THE TASK:
Keep the pictures out of the copy and print all the entries below exactly.
------ STORED DATA
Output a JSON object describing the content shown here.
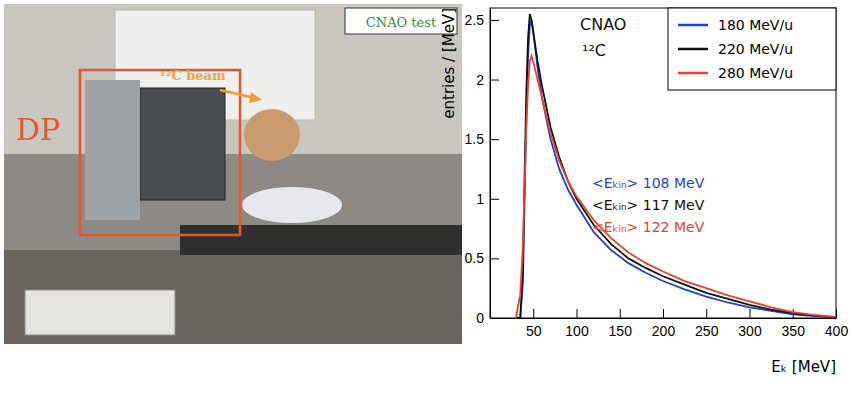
{
  "chart_data": {
    "type": "line",
    "x_label": "Eₖ [MeV]",
    "y_label": "entries / [MeV]",
    "x": [
      30,
      35,
      38,
      40,
      42,
      44,
      46,
      48,
      50,
      55,
      60,
      70,
      80,
      90,
      100,
      120,
      140,
      160,
      180,
      200,
      225,
      250,
      275,
      300,
      325,
      350,
      375,
      400
    ],
    "series": [
      {
        "name": "180 MeV/u",
        "color": "#1f3fd0",
        "values": [
          0,
          0,
          0.3,
          1.0,
          1.7,
          2.2,
          2.45,
          2.5,
          2.4,
          2.1,
          1.85,
          1.5,
          1.25,
          1.08,
          0.95,
          0.72,
          0.57,
          0.46,
          0.38,
          0.31,
          0.24,
          0.18,
          0.13,
          0.09,
          0.06,
          0.03,
          0.015,
          0.005
        ]
      },
      {
        "name": "220 MeV/u",
        "color": "#111111",
        "values": [
          0,
          0,
          0.4,
          1.2,
          1.9,
          2.35,
          2.55,
          2.5,
          2.4,
          2.15,
          1.95,
          1.6,
          1.35,
          1.15,
          1.0,
          0.78,
          0.62,
          0.5,
          0.42,
          0.35,
          0.28,
          0.21,
          0.16,
          0.11,
          0.07,
          0.04,
          0.02,
          0.005
        ]
      },
      {
        "name": "280 MeV/u",
        "color": "#e8412c",
        "values": [
          0,
          0.2,
          0.6,
          1.1,
          1.6,
          1.95,
          2.15,
          2.2,
          2.15,
          2.0,
          1.85,
          1.55,
          1.32,
          1.15,
          1.02,
          0.82,
          0.67,
          0.55,
          0.46,
          0.39,
          0.31,
          0.25,
          0.19,
          0.14,
          0.09,
          0.05,
          0.025,
          0.01
        ]
      }
    ],
    "xlim": [
      0,
      400
    ],
    "ylim": [
      0,
      2.6
    ],
    "xticks": [
      50,
      100,
      150,
      200,
      250,
      300,
      350,
      400
    ],
    "yticks": [
      0,
      0.5,
      1,
      1.5,
      2,
      2.5
    ],
    "legend": "upper right",
    "annotations": [
      {
        "text": "CNAO",
        "color": "#111111"
      },
      {
        "text": "¹²C",
        "color": "#111111"
      },
      {
        "text": "<Eₖᵢₙ> 108 MeV",
        "color": "#1f3fd0"
      },
      {
        "text": "<Eₖᵢₙ> 117 MeV",
        "color": "#111111"
      },
      {
        "text": "<Eₖᵢₙ> 122 MeV",
        "color": "#e8412c"
      }
    ]
  },
  "photo": {
    "caption": "CNAO test",
    "beam_label": "¹²C beam",
    "detector_label": "DP"
  }
}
------------
RESPONSE:
Output a JSON object describing the content shown here.
{
  "chart_data": {
    "type": "line",
    "x_label": "Eₖ [MeV]",
    "y_label": "entries / [MeV]",
    "x": [
      30,
      35,
      38,
      40,
      42,
      44,
      46,
      48,
      50,
      55,
      60,
      70,
      80,
      90,
      100,
      120,
      140,
      160,
      180,
      200,
      225,
      250,
      275,
      300,
      325,
      350,
      375,
      400
    ],
    "series": [
      {
        "name": "180 MeV/u",
        "color": "#1f3fd0",
        "values": [
          0,
          0,
          0.3,
          1.0,
          1.7,
          2.2,
          2.45,
          2.5,
          2.4,
          2.1,
          1.85,
          1.5,
          1.25,
          1.08,
          0.95,
          0.72,
          0.57,
          0.46,
          0.38,
          0.31,
          0.24,
          0.18,
          0.13,
          0.09,
          0.06,
          0.03,
          0.015,
          0.005
        ]
      },
      {
        "name": "220 MeV/u",
        "color": "#111111",
        "values": [
          0,
          0,
          0.4,
          1.2,
          1.9,
          2.35,
          2.55,
          2.5,
          2.4,
          2.15,
          1.95,
          1.6,
          1.35,
          1.15,
          1.0,
          0.78,
          0.62,
          0.5,
          0.42,
          0.35,
          0.28,
          0.21,
          0.16,
          0.11,
          0.07,
          0.04,
          0.02,
          0.005
        ]
      },
      {
        "name": "280 MeV/u",
        "color": "#e8412c",
        "values": [
          0,
          0.2,
          0.6,
          1.1,
          1.6,
          1.95,
          2.15,
          2.2,
          2.15,
          2.0,
          1.85,
          1.55,
          1.32,
          1.15,
          1.02,
          0.82,
          0.67,
          0.55,
          0.46,
          0.39,
          0.31,
          0.25,
          0.19,
          0.14,
          0.09,
          0.05,
          0.025,
          0.01
        ]
      }
    ],
    "xlim": [
      0,
      400
    ],
    "ylim": [
      0,
      2.6
    ],
    "xticks": [
      50,
      100,
      150,
      200,
      250,
      300,
      350,
      400
    ],
    "yticks": [
      0,
      0.5,
      1,
      1.5,
      2,
      2.5
    ],
    "legend": "upper right",
    "annotations": [
      {
        "text": "CNAO",
        "color": "#111111"
      },
      {
        "text": "¹²C",
        "color": "#111111"
      },
      {
        "text": "<Eₖᵢₙ> 108 MeV",
        "color": "#1f3fd0"
      },
      {
        "text": "<Eₖᵢₙ> 117 MeV",
        "color": "#111111"
      },
      {
        "text": "<Eₖᵢₙ> 122 MeV",
        "color": "#e8412c"
      }
    ]
  },
  "photo": {
    "caption": "CNAO test",
    "beam_label": "¹²C beam",
    "detector_label": "DP"
  }
}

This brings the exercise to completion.